Порядок выполнения:
1. Перепишите без изменений отрывок из текста о театральной теории Крэга. Начните со слов, содержащих «Но общему замыслу, по», и остановитесь после слов «направляющей руке режиссера.».
2. Допишите следующую часть текста о театральной теории Крэга, продолжив его сразу после последнего предложения.

Антитезой ненавистной дробности случайного должна была стать закономерность целого, сценической аморфности следовало противопоставить остроту формы, которой подчинена вся пластическая жизнь артиста на подмостках.
Но общему замыслу, по Крэгу, повинуется, поднимаясь к образу, не жизнеподобный манекен, а вдохновенный творец, актер-демиург. В крэговском термине "сверхмарионетка" приставка "сверх" обозначала наличие у актера и мощной творческой воли, и собственного поэтического дара. Тем не менее во имя целого (спектакля), во имя гармонии актер-творец обязан быть абсолютно (как "марионетка"!) послушным направляющей руке режиссера.
Поскольку теория Крэга возникала в атмосфере символистских исканий и во многом сохраняла с ними глубокую связь, необходимо указать, что Крэг, ориентируясь на Шекспира (и на Баха), не принимал ни метерлинковский тезис "трагизма повседневности", ни метерлинковскую интерпретацию театра марионеток.
Крэг был убежден, что современность несет с собой и в себе трагедийные противоречия не "повседневного", а глобального, шекспировского размаха и масштаба. Эту его уверенность история XX в. очень скоро подтвердила.

Записи макета
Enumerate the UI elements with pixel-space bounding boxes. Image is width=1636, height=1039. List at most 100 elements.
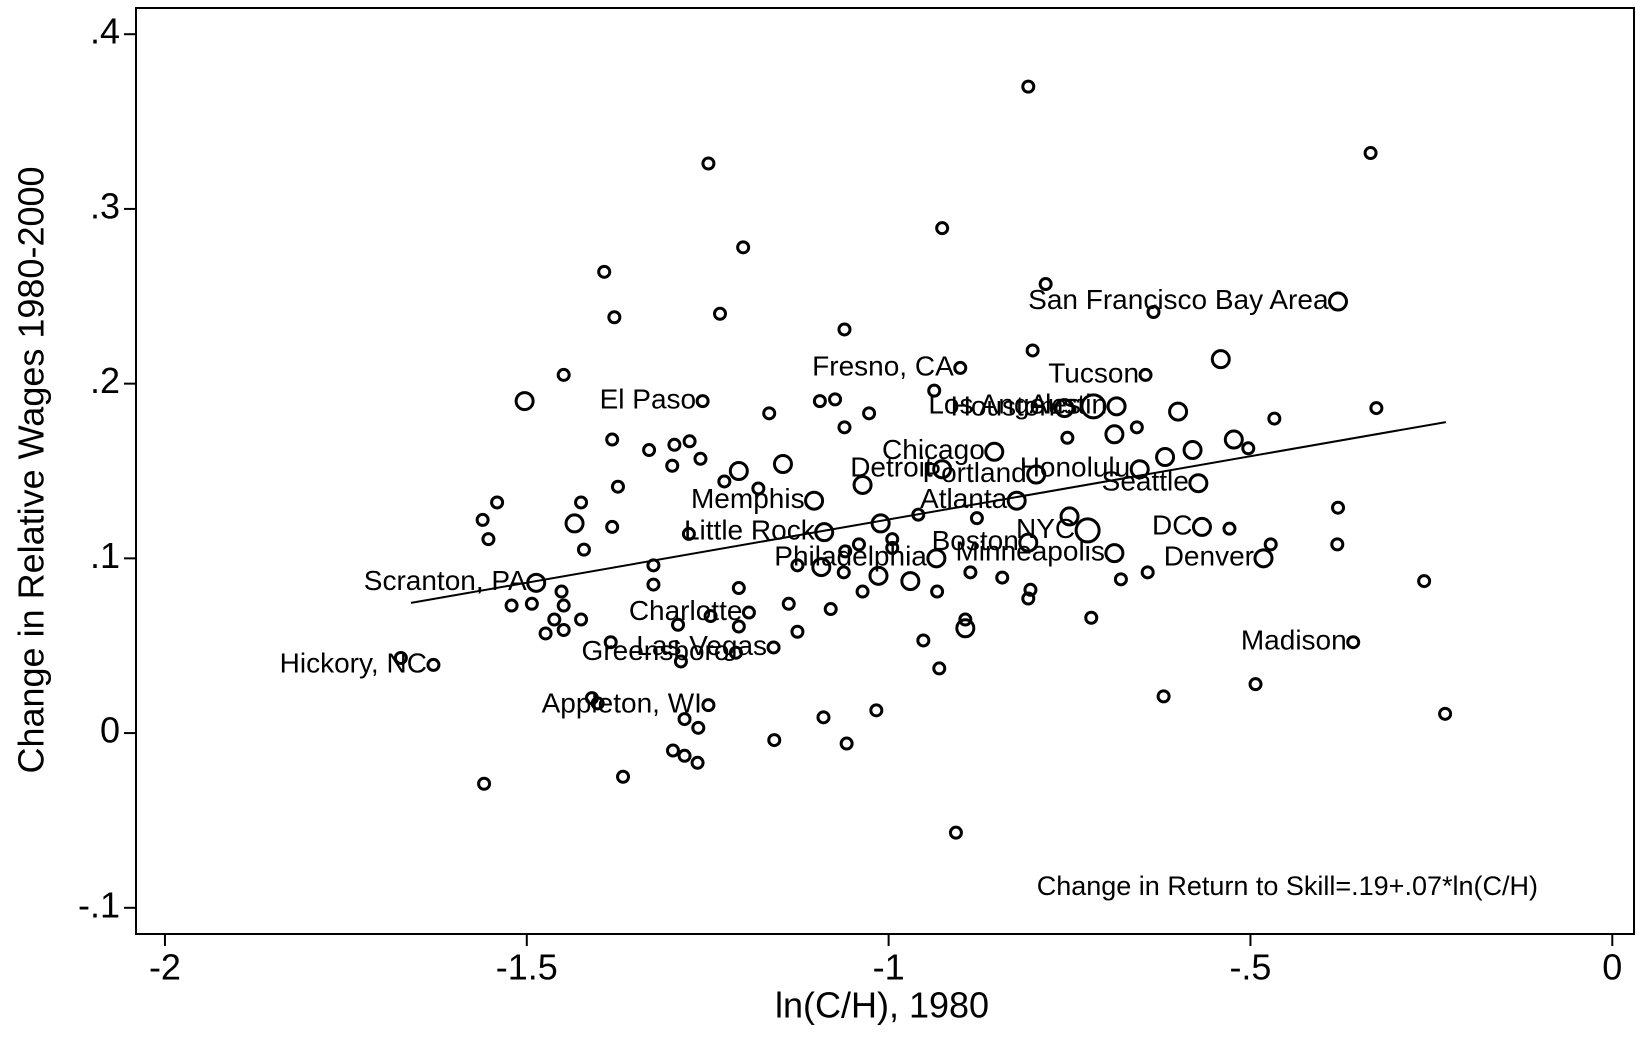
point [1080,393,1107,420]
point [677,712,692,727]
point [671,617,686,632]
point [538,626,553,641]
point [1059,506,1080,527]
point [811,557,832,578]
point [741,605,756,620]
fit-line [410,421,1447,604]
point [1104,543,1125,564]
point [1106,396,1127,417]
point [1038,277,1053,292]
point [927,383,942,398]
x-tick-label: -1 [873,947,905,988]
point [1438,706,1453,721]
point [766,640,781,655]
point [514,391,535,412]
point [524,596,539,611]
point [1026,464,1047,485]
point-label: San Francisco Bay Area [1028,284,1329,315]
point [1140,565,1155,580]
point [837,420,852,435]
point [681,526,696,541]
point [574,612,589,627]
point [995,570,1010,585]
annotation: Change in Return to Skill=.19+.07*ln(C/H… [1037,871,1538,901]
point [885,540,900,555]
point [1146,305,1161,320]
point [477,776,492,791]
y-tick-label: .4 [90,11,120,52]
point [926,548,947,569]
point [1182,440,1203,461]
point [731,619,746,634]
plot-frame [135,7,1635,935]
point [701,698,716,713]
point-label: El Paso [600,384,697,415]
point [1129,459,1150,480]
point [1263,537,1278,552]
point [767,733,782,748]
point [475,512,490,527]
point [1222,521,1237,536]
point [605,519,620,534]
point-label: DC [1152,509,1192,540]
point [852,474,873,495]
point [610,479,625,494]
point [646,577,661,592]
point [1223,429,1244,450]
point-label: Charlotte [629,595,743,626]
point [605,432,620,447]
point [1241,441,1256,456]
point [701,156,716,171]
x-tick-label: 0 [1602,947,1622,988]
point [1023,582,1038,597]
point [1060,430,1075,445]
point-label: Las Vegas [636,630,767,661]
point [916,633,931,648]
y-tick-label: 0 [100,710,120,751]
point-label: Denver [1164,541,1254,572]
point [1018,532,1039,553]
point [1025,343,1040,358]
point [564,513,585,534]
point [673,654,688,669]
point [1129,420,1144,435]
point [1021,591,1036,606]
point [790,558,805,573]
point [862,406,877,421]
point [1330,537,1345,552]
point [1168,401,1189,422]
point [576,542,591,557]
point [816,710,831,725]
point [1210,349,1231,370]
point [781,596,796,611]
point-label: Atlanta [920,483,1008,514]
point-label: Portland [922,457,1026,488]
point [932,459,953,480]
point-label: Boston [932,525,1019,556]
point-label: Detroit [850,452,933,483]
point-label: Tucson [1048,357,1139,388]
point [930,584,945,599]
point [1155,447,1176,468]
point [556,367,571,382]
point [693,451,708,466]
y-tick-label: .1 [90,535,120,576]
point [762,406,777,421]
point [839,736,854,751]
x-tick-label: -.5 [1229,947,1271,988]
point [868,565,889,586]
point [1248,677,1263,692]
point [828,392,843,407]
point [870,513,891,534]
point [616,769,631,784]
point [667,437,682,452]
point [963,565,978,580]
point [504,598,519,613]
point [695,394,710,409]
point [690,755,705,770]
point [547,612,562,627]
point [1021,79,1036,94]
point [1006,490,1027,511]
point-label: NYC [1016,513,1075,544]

Ответы к упражнению:
1.
Но общему замыслу, по Крэгу, повинуется, поднимаясь к образу, не жизнеподобный манекен, а вдохновенный творец, актер-демиург. В крэговском термине "сверхмарионетка" приставка "сверх" обозначала наличие у актера и мощной творческой воли, и собственного поэтического дара. Тем не менее во имя целого (спектакля), во имя гармонии актер-творец обязан быть абсолютно (как "марионетка"!) послушным направляющей руке режиссера.

2.
Примечательно, что выпады Крэга против "эмоций повседневности" сопровождаются апелляциями к авторитету Гамлета. Крэг упрекает современных актеров в том, что они не желают принимать всерьез "спокойные указания" Гамлета по поводу необходимости мысли в игре актера. Даже исполняя роль самого принца, современные актеры, замечает Крэг, плюют на эти его требования. Тут же дается издевательское описание, как на современных Крэгу сценах начала века играли Гамлета.
Ситуация Гамлета слишком серьезна, чтобы оставлять ее на произвол случайных актерских эмоций. И Крэг настаивает: "случайное чувство, - пишет он, - не имеет никакой художественной ценности, такое чувство способно лишь разрушить искусство, если сознание актера становится рабом эмоций, то одна шальная случайность неизбежно тянет за собой другую. "..." Искусство же, как мы сказали, не терпит случайностей" {Craig Edward Gordon. The actor and the Ubermarionette.
– Mask, 1908, N 2, vol. 1, p. 4-5.}.